Please give the data below again in full, exactly as it stands.

* Exercise materials:
....

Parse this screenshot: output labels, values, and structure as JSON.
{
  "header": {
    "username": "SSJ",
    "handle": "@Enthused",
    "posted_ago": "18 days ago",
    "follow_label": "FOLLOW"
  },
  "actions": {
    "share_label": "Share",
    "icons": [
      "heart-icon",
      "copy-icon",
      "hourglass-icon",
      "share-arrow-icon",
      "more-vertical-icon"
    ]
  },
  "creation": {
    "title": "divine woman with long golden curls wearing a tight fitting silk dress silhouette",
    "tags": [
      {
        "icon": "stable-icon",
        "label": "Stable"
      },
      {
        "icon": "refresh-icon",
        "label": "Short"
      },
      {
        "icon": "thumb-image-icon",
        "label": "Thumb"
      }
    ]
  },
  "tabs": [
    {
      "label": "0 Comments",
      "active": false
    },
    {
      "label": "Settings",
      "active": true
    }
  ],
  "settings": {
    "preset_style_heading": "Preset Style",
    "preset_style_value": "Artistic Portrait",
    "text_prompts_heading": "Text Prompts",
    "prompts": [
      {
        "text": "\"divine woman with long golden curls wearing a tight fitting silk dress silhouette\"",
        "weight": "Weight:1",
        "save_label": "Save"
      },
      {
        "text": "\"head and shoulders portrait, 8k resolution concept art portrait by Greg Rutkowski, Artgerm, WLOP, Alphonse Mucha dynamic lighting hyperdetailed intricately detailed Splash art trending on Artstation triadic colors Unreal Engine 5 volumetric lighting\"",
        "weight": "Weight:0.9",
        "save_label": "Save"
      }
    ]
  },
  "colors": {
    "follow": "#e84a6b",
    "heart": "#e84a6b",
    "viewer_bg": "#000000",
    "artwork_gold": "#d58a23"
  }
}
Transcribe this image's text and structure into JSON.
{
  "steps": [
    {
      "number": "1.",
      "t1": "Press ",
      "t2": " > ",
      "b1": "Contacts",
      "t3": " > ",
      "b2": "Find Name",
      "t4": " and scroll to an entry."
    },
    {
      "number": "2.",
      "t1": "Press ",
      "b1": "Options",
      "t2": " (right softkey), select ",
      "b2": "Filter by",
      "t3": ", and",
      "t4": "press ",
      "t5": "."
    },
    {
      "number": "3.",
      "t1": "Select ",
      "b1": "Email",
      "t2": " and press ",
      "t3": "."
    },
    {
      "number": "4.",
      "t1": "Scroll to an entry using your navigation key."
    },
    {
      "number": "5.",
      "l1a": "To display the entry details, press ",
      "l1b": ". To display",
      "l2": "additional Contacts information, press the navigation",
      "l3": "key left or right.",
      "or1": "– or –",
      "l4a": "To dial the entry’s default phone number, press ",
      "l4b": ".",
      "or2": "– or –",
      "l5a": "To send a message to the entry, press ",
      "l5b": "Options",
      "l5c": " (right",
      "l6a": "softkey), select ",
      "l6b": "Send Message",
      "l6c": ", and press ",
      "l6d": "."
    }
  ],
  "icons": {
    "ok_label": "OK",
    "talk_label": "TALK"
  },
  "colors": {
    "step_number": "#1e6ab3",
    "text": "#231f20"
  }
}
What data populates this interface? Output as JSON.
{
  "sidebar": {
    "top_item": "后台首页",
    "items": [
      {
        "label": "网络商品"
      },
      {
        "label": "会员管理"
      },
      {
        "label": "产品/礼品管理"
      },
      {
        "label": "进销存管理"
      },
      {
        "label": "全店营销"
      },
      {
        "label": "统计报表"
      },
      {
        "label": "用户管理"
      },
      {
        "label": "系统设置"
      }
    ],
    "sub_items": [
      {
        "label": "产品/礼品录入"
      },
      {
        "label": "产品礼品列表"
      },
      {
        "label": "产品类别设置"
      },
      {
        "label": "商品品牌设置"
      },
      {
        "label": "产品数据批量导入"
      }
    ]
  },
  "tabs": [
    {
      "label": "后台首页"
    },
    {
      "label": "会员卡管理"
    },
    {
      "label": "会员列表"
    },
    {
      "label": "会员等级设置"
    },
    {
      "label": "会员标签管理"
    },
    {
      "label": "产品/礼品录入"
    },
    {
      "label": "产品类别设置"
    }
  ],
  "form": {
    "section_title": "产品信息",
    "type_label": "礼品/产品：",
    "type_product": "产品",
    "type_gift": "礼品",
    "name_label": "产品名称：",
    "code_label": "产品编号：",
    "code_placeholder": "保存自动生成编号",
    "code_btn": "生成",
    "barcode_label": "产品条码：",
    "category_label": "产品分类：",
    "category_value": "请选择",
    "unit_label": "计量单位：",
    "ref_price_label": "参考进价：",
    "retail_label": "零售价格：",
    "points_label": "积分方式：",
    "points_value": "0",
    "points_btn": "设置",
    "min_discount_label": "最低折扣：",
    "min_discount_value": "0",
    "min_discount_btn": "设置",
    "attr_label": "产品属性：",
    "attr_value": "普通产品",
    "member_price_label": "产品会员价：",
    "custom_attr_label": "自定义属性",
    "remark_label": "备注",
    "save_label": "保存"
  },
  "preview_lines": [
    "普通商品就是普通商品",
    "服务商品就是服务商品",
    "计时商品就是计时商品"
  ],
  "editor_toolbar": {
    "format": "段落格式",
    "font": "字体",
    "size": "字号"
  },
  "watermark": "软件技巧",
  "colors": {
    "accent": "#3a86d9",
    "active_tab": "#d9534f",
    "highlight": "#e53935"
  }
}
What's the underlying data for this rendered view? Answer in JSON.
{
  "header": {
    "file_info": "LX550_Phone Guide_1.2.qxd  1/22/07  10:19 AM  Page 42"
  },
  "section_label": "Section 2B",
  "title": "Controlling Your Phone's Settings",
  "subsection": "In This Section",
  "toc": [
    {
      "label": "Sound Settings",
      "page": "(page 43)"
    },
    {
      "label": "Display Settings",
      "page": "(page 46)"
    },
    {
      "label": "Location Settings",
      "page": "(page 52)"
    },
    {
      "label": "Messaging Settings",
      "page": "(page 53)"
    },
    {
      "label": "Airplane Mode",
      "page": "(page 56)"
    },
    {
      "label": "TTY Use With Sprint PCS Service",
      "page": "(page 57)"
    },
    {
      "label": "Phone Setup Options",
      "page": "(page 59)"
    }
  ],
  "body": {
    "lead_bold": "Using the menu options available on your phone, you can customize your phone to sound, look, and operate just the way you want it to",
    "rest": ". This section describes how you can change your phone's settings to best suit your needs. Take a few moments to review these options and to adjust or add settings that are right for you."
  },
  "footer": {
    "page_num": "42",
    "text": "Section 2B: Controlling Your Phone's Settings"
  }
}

....

* Exercise response:
Parse this screenshot: output labels, values, and structure as JSON.
{
  "header": {
    "username": "SSJ",
    "handle": "@Enthused",
    "posted_ago": "18 days ago",
    "follow_label": "FOLLOW"
  },
  "actions": {
    "share_label": "Share",
    "icons": [
      "heart-icon",
      "copy-icon",
      "hourglass-icon",
      "share-arrow-icon",
      "more-vertical-icon"
    ]
  },
  "creation": {
    "title": "divine woman with long golden curls wearing a tight fitting silk dress silhouette",
    "tags": [
      {
        "icon": "stable-icon",
        "label": "Stable"
      },
      {
        "icon": "refresh-icon",
        "label": "Short"
      },
      {
        "icon": "thumb-image-icon",
        "label": "Thumb"
      }
    ]
  },
  "tabs": [
    {
      "label": "0 Comments",
      "active": false
    },
    {
      "label": "Settings",
      "active": true
    }
  ],
  "settings": {
    "preset_style_heading": "Preset Style",
    "preset_style_value": "Artistic Portrait",
    "text_prompts_heading": "Text Prompts",
    "prompts": [
      {
        "text": "\"divine woman with long golden curls wearing a tight fitting silk dress silhouette\"",
        "weight": "Weight:1",
        "save_label": "Save"
      },
      {
        "text": "\"head and shoulders portrait, 8k resolution concept art portrait by Greg Rutkowski, Artgerm, WLOP, Alphonse Mucha dynamic lighting hyperdetailed intricately detailed Splash art trending on Artstation triadic colors Unreal Engine 5 volumetric lighting\"",
        "weight": "Weight:0.9",
        "save_label": "Save"
      }
    ]
  },
  "colors": {
    "follow": "#e84a6b",
    "heart": "#e84a6b",
    "viewer_bg": "#000000",
    "artwork_gold": "#d58a23"
  }
}
Transcribe this image's text and structure into JSON.
{
  "steps": [
    {
      "number": "1.",
      "t1": "Press ",
      "t2": " > ",
      "b1": "Contacts",
      "t3": " > ",
      "b2": "Find Name",
      "t4": " and scroll to an entry."
    },
    {
      "number": "2.",
      "t1": "Press ",
      "b1": "Options",
      "t2": " (right softkey), select ",
      "b2": "Filter by",
      "t3": ", and",
      "t4": "press ",
      "t5": "."
    },
    {
      "number": "3.",
      "t1": "Select ",
      "b1": "Email",
      "t2": " and press ",
      "t3": "."
    },
    {
      "number": "4.",
      "t1": "Scroll to an entry using your navigation key."
    },
    {
      "number": "5.",
      "l1a": "To display the entry details, press ",
      "l1b": ". To display",
      "l2": "additional Contacts information, press the navigation",
      "l3": "key left or right.",
      "or1": "– or –",
      "l4a": "To dial the entry’s default phone number, press ",
      "l4b": ".",
      "or2": "– or –",
      "l5a": "To send a message to the entry, press ",
      "l5b": "Options",
      "l5c": " (right",
      "l6a": "softkey), select ",
      "l6b": "Send Message",
      "l6c": ", and press ",
      "l6d": "."
    }
  ],
  "icons": {
    "ok_label": "OK",
    "talk_label": "TALK"
  },
  "colors": {
    "step_number": "#1e6ab3",
    "text": "#231f20"
  }
}
What data populates this interface? Output as JSON.
{
  "sidebar": {
    "top_item": "后台首页",
    "items": [
      {
        "label": "网络商品"
      },
      {
        "label": "会员管理"
      },
      {
        "label": "产品/礼品管理"
      },
      {
        "label": "进销存管理"
      },
      {
        "label": "全店营销"
      },
      {
        "label": "统计报表"
      },
      {
        "label": "用户管理"
      },
      {
        "label": "系统设置"
      }
    ],
    "sub_items": [
      {
        "label": "产品/礼品录入"
      },
      {
        "label": "产品礼品列表"
      },
      {
        "label": "产品类别设置"
      },
      {
        "label": "商品品牌设置"
      },
      {
        "label": "产品数据批量导入"
      }
    ]
  },
  "tabs": [
    {
      "label": "后台首页"
    },
    {
      "label": "会员卡管理"
    },
    {
      "label": "会员列表"
    },
    {
      "label": "会员等级设置"
    },
    {
      "label": "会员标签管理"
    },
    {
      "label": "产品/礼品录入"
    },
    {
      "label": "产品类别设置"
    }
  ],
  "form": {
    "section_title": "产品信息",
    "type_label": "礼品/产品：",
    "type_product": "产品",
    "type_gift": "礼品",
    "name_label": "产品名称：",
    "code_label": "产品编号：",
    "code_placeholder": "保存自动生成编号",
    "code_btn": "生成",
    "barcode_label": "产品条码：",
    "category_label": "产品分类：",
    "category_value": "请选择",
    "unit_label": "计量单位：",
    "ref_price_label": "参考进价：",
    "retail_label": "零售价格：",
    "points_label": "积分方式：",
    "points_value": "0",
    "points_btn": "设置",
    "min_discount_label": "最低折扣：",
    "min_discount_value": "0",
    "min_discount_btn": "设置",
    "attr_label": "产品属性：",
    "attr_value": "普通产品",
    "member_price_label": "产品会员价：",
    "custom_attr_label": "自定义属性",
    "remark_label": "备注",
    "save_label": "保存"
  },
  "preview_lines": [
    "普通商品就是普通商品",
    "服务商品就是服务商品",
    "计时商品就是计时商品"
  ],
  "editor_toolbar": {
    "format": "段落格式",
    "font": "字体",
    "size": "字号"
  },
  "watermark": "软件技巧",
  "colors": {
    "accent": "#3a86d9",
    "active_tab": "#d9534f",
    "highlight": "#e53935"
  }
}
What's the underlying data for this rendered view? Answer in JSON.
{
  "header": {
    "file_info": "LX550_Phone Guide_1.2.qxd  1/22/07  10:19 AM  Page 42"
  },
  "section_label": "Section 2B",
  "title": "Controlling Your Phone's Settings",
  "subsection": "In This Section",
  "toc": [
    {
      "label": "Sound Settings",
      "page": "(page 43)"
    },
    {
      "label": "Display Settings",
      "page": "(page 46)"
    },
    {
      "label": "Location Settings",
      "page": "(page 52)"
    },
    {
      "label": "Messaging Settings",
      "page": "(page 53)"
    },
    {
      "label": "Airplane Mode",
      "page": "(page 56)"
    },
    {
      "label": "TTY Use With Sprint PCS Service",
      "page": "(page 57)"
    },
    {
      "label": "Phone Setup Options",
      "page": "(page 59)"
    }
  ],
  "body": {
    "lead_bold": "Using the menu options available on your phone, you can customize your phone to sound, look, and operate just the way you want it to",
    "rest": ". This section describes how you can change your phone's settings to best suit your needs. Take a few moments to review these options and to adjust or add settings that are right for you."
  },
  "footer": {
    "page_num": "42",
    "text": "Section 2B: Controlling Your Phone's Settings"
  }
}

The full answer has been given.